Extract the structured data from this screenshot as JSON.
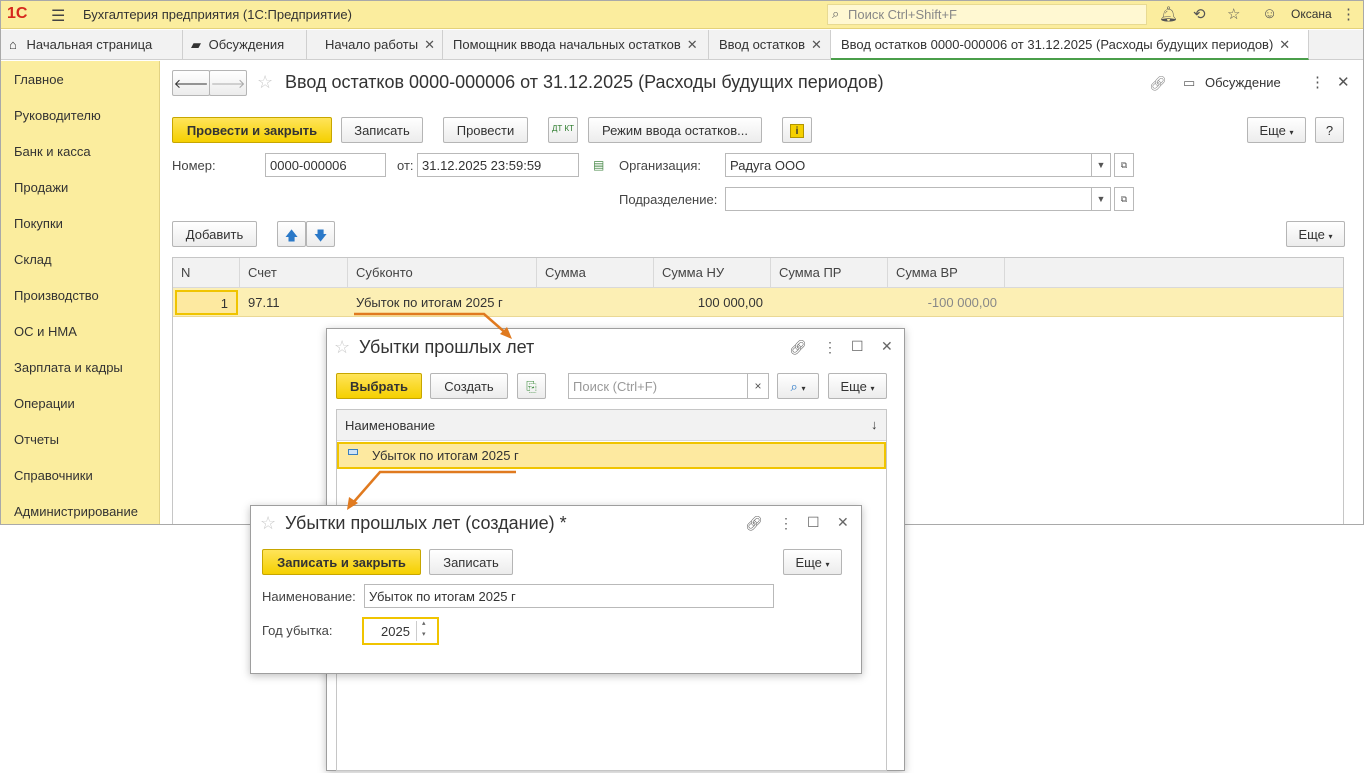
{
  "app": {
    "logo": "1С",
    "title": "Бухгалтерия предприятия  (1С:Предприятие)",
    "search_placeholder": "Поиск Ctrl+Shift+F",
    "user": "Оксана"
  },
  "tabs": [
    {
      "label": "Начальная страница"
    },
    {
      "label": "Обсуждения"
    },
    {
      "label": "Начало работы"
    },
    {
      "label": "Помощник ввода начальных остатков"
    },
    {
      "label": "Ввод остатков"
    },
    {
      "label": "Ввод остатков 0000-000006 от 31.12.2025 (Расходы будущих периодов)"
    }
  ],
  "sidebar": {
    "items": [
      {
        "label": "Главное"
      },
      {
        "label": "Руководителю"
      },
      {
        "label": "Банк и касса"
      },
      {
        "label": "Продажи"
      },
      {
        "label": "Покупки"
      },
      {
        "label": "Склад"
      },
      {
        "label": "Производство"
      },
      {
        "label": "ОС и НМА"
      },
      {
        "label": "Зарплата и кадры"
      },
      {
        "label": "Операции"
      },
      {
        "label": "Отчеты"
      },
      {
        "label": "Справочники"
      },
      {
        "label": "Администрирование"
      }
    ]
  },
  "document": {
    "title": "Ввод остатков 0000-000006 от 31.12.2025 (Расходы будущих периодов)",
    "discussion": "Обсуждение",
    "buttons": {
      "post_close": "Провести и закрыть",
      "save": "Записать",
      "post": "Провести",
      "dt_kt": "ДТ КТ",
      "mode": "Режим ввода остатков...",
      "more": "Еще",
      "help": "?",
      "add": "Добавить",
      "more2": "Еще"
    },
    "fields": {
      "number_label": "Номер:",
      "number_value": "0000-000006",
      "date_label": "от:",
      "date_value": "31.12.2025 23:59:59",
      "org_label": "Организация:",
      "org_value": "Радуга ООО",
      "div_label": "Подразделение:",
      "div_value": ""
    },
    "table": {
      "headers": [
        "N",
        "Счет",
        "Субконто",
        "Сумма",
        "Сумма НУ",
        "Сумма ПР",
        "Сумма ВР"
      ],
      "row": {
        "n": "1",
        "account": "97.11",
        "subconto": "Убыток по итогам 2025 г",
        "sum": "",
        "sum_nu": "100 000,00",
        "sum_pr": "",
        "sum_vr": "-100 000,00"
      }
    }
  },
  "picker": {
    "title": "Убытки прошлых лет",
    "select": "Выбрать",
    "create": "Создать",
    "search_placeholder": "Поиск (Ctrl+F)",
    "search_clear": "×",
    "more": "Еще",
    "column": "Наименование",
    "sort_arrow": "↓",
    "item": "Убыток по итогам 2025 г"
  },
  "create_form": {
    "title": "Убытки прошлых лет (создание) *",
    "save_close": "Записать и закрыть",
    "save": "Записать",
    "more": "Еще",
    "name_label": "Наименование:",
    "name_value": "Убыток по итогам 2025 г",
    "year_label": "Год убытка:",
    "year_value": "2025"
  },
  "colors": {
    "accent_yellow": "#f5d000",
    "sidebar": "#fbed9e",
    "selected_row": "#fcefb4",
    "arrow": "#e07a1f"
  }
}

## [Your instructions]
Isolate the lines that hold the word "закрыть" and copy all of them.

## [Solution for this exercise]
      "post_close": "Провести и закрыть",
    "save_close": "Записать и закрыть",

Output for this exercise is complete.